Entries with figure data:
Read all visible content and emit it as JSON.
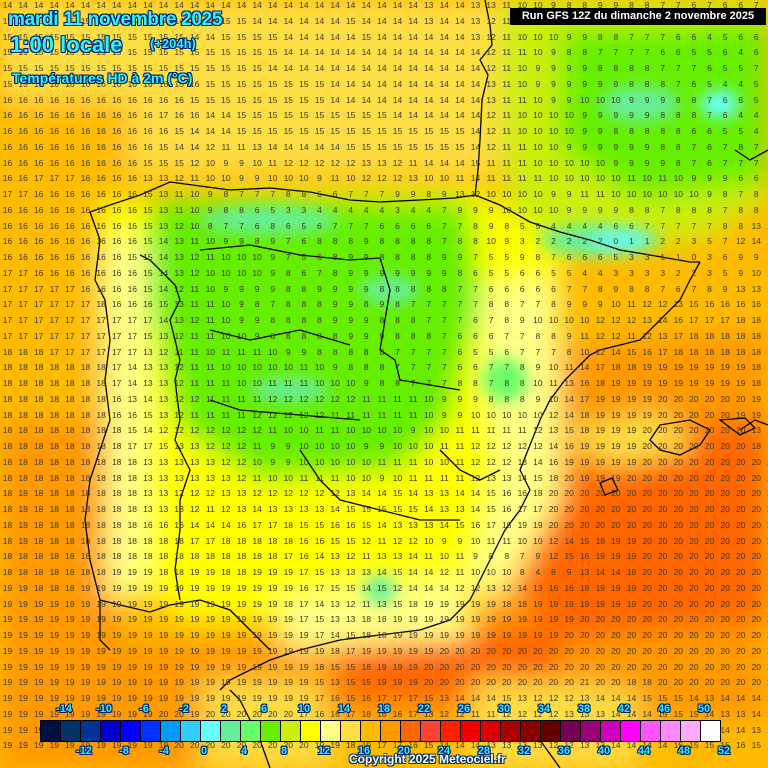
{
  "header": {
    "date": "mardi 11 novembre 2025",
    "time": "1:00 locale",
    "offset": "(+204h)",
    "variable": "Températures HD à 2m (°C)",
    "run": "Run GFS 12Z du dimanche 2 novembre 2025"
  },
  "footer": {
    "copyright": "Copyright 2025 Meteociel.fr"
  },
  "legend": {
    "unit": "°C",
    "top_labels": [
      "-14",
      "-10",
      "-6",
      "-2",
      "2",
      "6",
      "10",
      "14",
      "18",
      "22",
      "26",
      "30",
      "34",
      "38",
      "42",
      "46",
      "50"
    ],
    "bottom_labels": [
      "-12",
      "-8",
      "-4",
      "0",
      "4",
      "8",
      "12",
      "16",
      "20",
      "24",
      "28",
      "32",
      "36",
      "40",
      "44",
      "48",
      "52"
    ],
    "colors": [
      "#001040",
      "#003366",
      "#003399",
      "#0000cc",
      "#0000ff",
      "#0033ff",
      "#0099ff",
      "#33ccff",
      "#66ffff",
      "#66ee99",
      "#66ff66",
      "#66ee00",
      "#ccee11",
      "#ffff00",
      "#ffff88",
      "#ffdd44",
      "#ffbb00",
      "#ff9900",
      "#ff6600",
      "#ff4433",
      "#ff2200",
      "#ee0000",
      "#dd0000",
      "#aa0000",
      "#880000",
      "#660000",
      "#770055",
      "#990077",
      "#cc00bb",
      "#ff00ff",
      "#ff55ff",
      "#ff88ff",
      "#ffaaff",
      "#ffffff"
    ]
  },
  "map": {
    "region": "Iberian Peninsula",
    "grid_rows": [
      "14 14 14 14 14 14 14 14 14 14 14 14 14 14 14 14 14 14 14 14 14 14 14 14 14 14 14 13 14 14 13 13 11 10 10 9 8 8 9 9 8 8 7 7 6 7 6 6 7 6",
      "15 15 15 15 15 15 15 15 15 15 14 14 15 14 15 15 14 14 14 14 14 14 15 14 14 14 14 13 14 14 13 12 11 10 10 9 8 8 9 9 8 8 7 7 6 6 6 6 6 6",
      "15 15 15 15 15 15 15 15 15 15 15 15 14 14 15 15 15 15 14 14 14 14 14 15 14 14 14 14 14 14 13 12 11 10 10 10 9 9 8 8 7 7 7 6 6 4 5 6 6 6",
      "15 15 15 15 15 15 15 15 15 15 15 15 15 15 15 15 15 15 14 14 14 14 14 14 14 14 14 14 14 14 14 12 11 11 10 9 8 8 7 7 7 7 6 6 5 5 6 4 6 7",
      "15 15 15 15 15 15 15 15 15 15 15 15 15 15 15 15 15 14 14 14 14 14 14 14 14 14 14 14 14 14 14 12 11 10 9 9 9 9 8 8 8 8 7 7 7 6 5 5 7 6",
      "15 15 16 16 16 16 16 16 16 16 16 15 16 15 15 15 15 15 15 15 15 14 14 14 14 14 14 14 14 14 14 13 11 10 9 9 9 9 9 9 8 8 8 7 6 5 4 4 5 6",
      "16 16 16 16 16 16 16 16 16 16 16 16 15 15 15 15 15 15 15 15 15 14 14 14 14 14 14 14 14 14 14 13 11 11 10 9 9 10 10 10 9 9 9 8 8 7 6 6 5 4",
      "16 16 16 16 16 16 16 16 16 16 17 16 16 14 14 15 15 15 15 15 15 15 15 15 15 14 14 14 14 14 14 12 11 10 10 10 10 9 9 9 9 9 8 8 8 7 6 4 4 2",
      "16 16 16 16 16 16 16 16 16 16 16 15 14 14 14 15 15 15 15 15 15 15 15 15 15 15 15 15 15 15 14 12 11 10 10 10 10 9 9 8 8 8 8 8 6 6 5 5 4 3",
      "16 16 16 16 16 16 16 16 16 16 15 14 14 12 11 11 13 14 14 14 14 14 15 15 15 15 15 15 15 15 14 12 11 11 10 10 9 9 9 9 9 9 8 8 7 6 7 8 7 7",
      "16 16 16 16 16 16 16 16 16 15 15 15 12 10 9 9 10 11 12 12 12 12 12 13 13 12 11 14 14 14 15 11 11 11 10 10 10 10 10 9 9 9 9 8 7 6 7 7 7 7",
      "16 16 17 17 17 16 16 16 16 13 13 12 11 10 10 9 9 10 10 10 9 11 10 12 12 12 13 10 10 11 14 11 11 11 11 10 10 10 10 10 11 10 11 10 9 9 9 6 6 6",
      "17 17 16 16 16 16 16 16 16 15 13 11 10 9 8 7 7 7 8 8 6 6 7 7 7 9 9 8 9 13 12 10 10 10 10 9 9 11 11 10 10 10 10 10 10 9 8 7 8 9",
      "16 16 16 16 16 16 16 16 16 15 13 11 10 9 8 8 6 5 3 3 4 4 4 4 4 3 4 4 7 9 9 9 10 10 10 10 9 9 9 9 8 8 7 8 8 8 7 8 8 9",
      "16 16 16 16 16 16 16 16 16 15 13 12 10 8 7 7 6 8 6 5 6 7 7 7 6 6 6 6 7 7 8 9 8 5 5 4 4 4 4 6 6 7 7 7 7 7 8 8 13 14",
      "16 16 16 16 16 16 16 16 16 15 14 13 11 10 9 9 8 9 7 6 8 8 8 9 8 8 8 8 7 8 8 10 9 3 2 2 2 2 2 0 1 1 2 2 3 5 7 12 14 14",
      "16 16 16 16 16 16 16 16 15 15 14 13 12 11 10 10 10 9 7 5 6 8 9 9 8 8 8 8 9 9 7 5 5 9 8 7 6 6 6 5 3 3 1 1 0 3 6 9 9 14",
      "17 17 16 16 16 16 16 16 16 15 14 13 12 10 10 10 10 9 8 6 7 8 9 9 9 9 9 9 9 8 6 5 5 6 6 5 5 4 4 3 3 3 3 2 2 3 5 9 10 14",
      "17 17 17 17 17 16 16 16 16 15 14 12 11 10 9 9 9 9 8 8 9 9 9 9 8 8 8 8 8 7 7 6 6 6 6 6 7 7 8 9 8 8 7 6 7 8 9 13 13 15",
      "17 17 17 17 17 17 18 16 16 16 15 13 11 11 10 9 8 7 8 8 8 9 9 8 9 8 7 7 7 7 7 8 8 7 7 8 9 9 9 10 11 12 12 13 15 16 16 16 16 16",
      "17 17 17 17 17 17 17 17 17 17 14 13 12 11 10 9 9 8 8 8 8 9 9 9 8 8 8 7 7 7 6 7 8 9 10 10 10 10 12 12 12 13 14 16 17 17 17 18 18 18",
      "17 17 17 17 17 17 17 17 17 15 13 12 11 11 10 10 9 8 8 8 8 8 9 9 9 8 8 8 7 6 6 6 7 7 8 8 9 11 12 12 11 12 13 17 18 18 18 18 18 18",
      "18 18 18 17 17 17 17 17 17 13 12 11 11 10 11 11 11 10 9 9 8 8 8 8 8 7 7 7 7 6 5 5 6 7 7 7 8 10 12 14 15 16 17 18 18 18 18 18 18 18",
      "18 18 18 18 18 18 18 17 14 13 13 12 11 11 10 10 10 10 10 11 10 9 8 8 8 7 7 7 7 6 6 7 7 8 9 10 11 14 17 18 18 19 19 19 19 19 19 19 18 18",
      "18 18 18 18 18 18 18 17 14 13 13 12 11 11 11 10 10 11 11 11 10 10 10 9 8 8 7 7 7 8 8 7 8 8 10 11 13 16 18 19 19 19 19 19 19 19 19 19 18 18",
      "18 18 18 18 18 18 18 16 13 14 13 12 12 11 11 11 11 12 12 12 12 12 12 11 11 11 11 10 9 9 9 8 8 8 9 10 14 17 19 19 19 19 20 20 20 20 20 20 19 19",
      "18 18 18 18 18 18 18 16 16 15 13 12 11 11 11 11 12 12 12 12 12 11 11 11 11 11 11 10 9 9 10 10 10 10 10 12 14 18 19 19 19 19 20 20 20 20 20 19 19 15",
      "18 18 18 18 18 18 18 18 15 14 12 12 12 12 12 12 12 11 10 10 11 11 10 10 10 10 9 10 10 11 11 11 11 11 12 13 15 18 19 19 19 20 20 20 20 20 20 20 13 13",
      "18 18 18 18 18 18 18 18 17 17 15 13 13 12 12 12 11 9 9 10 10 10 10 9 9 10 10 10 11 11 12 12 12 12 12 14 16 19 19 19 19 20 20 20 20 20 20 20 18 15",
      "18 18 18 18 18 18 18 18 18 13 13 13 13 13 12 12 10 9 9 10 10 10 10 10 11 11 11 10 10 11 12 12 12 13 14 16 19 19 19 19 19 20 20 20 20 20 20 20 20 20",
      "18 18 18 18 18 18 18 18 18 13 13 13 13 13 13 12 11 10 10 11 11 11 10 10 9 10 11 11 11 11 12 13 13 14 15 18 20 19 19 19 20 20 20 20 20 20 20 20 20 20",
      "18 18 18 18 18 18 18 18 18 13 13 12 12 12 13 13 12 12 12 12 12 12 13 14 14 15 14 13 13 14 14 15 16 16 18 20 20 20 20 20 20 20 20 20 20 20 20 20 20 20",
      "18 18 18 18 18 18 18 18 18 13 13 13 12 11 12 13 14 13 13 13 13 14 15 15 15 15 15 14 13 13 14 15 16 17 17 20 20 20 20 20 20 20 20 20 20 20 20 20 20 20",
      "18 18 18 18 18 18 18 18 18 16 16 16 14 14 14 16 17 17 18 15 15 16 16 15 14 13 13 13 14 15 16 17 18 19 19 20 20 20 20 20 20 20 20 20 20 20 20 20 20 20",
      "18 18 18 18 18 18 18 18 18 18 18 18 17 17 18 18 18 18 18 16 16 15 15 12 11 12 12 10 9 9 10 11 11 10 10 12 14 15 18 19 19 20 20 20 20 20 20 20 20 20",
      "18 18 18 18 18 18 18 18 18 18 18 18 18 18 18 18 18 18 17 16 14 13 12 11 13 13 14 11 10 11 9 8 8 7 9 12 15 16 19 19 19 20 20 20 20 20 20 20 20 20",
      "18 18 18 18 18 18 18 19 19 19 18 18 19 19 18 18 19 19 19 17 15 13 13 13 14 15 14 14 12 11 10 10 10 8 4 8 9 13 14 14 18 20 20 20 20 20 20 20 20 20",
      "19 19 18 18 18 19 19 19 19 19 19 19 19 19 19 19 19 19 19 16 17 15 15 14 15 12 14 14 14 12 12 13 12 14 13 16 16 18 19 19 19 20 20 20 20 20 20 20 20 20",
      "19 19 19 19 19 19 19 19 19 19 19 19 19 19 19 19 19 19 18 17 14 13 12 11 13 15 18 19 19 19 19 19 18 18 19 19 19 19 19 19 19 20 20 20 20 20 20 20 20 20",
      "19 19 19 19 19 19 19 19 19 19 19 19 19 19 19 19 19 19 19 17 15 13 13 18 18 19 19 19 19 19 19 19 19 19 19 19 19 20 20 20 20 20 20 20 20 20 20 20 20 20",
      "19 19 19 19 19 19 19 19 19 19 19 19 19 19 19 19 19 19 19 19 17 14 15 18 18 19 19 19 19 19 19 19 19 19 19 19 20 20 20 20 20 20 20 20 20 20 20 20 20 20",
      "19 19 19 19 19 19 19 19 19 19 19 19 19 19 19 19 19 19 19 19 19 18 17 19 19 19 19 19 20 20 20 20 20 20 20 20 20 20 20 20 20 20 20 20 20 20 20 20 20 20",
      "19 19 19 19 19 19 19 19 19 19 19 19 19 19 19 19 19 19 19 19 18 15 15 18 19 19 19 20 20 20 20 20 20 20 20 20 20 20 20 20 20 20 20 20 20 20 20 20 20 20",
      "19 19 19 19 19 19 19 19 19 19 19 19 19 19 19 19 19 19 19 19 15 13 15 15 19 19 19 20 20 20 20 20 20 20 20 20 20 21 20 20 18 18 20 20 20 20 20 20 20 20",
      "19 19 19 19 19 19 19 19 19 19 19 19 19 19 19 19 19 19 19 19 17 16 15 16 17 17 17 15 13 14 14 14 15 13 12 12 12 13 14 14 14 15 15 15 14 13 14 14 14 15",
      "19 19 19 19 19 19 19 19 19 19 20 20 19 20 20 20 20 20 20 17 16 16 17 18 16 16 17 13 12 12 11 11 12 12 12 12 13 13 13 14 14 14 15 15 15 14 13 13 14 15",
      "19 19 19 19 19 19 19 19 19 19 19 20 20 20 20 20 20 20 20 20 20 20 19 19 18 17 18 16 15 16 15 14 13 13 12 12 12 13 12 12 13 14 14 14 14 15 14 14 13 13",
      "19 19 19 19 19 19 19 19 19 19 19 20 20 20 20 20 20 20 20 20 19 19 18 19 17 17 16 15 14 14 14 13 13 13 13 12 12 13 13 14 14 14 14 15 15 15 15 16 15 15"
    ]
  }
}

(YOUR TASK) Return from the data every line that holds "novembre".

(CORRECT ANSWER)
    "date": "mardi 11 novembre 2025",
    "run": "Run GFS 12Z du dimanche 2 novembre 2025"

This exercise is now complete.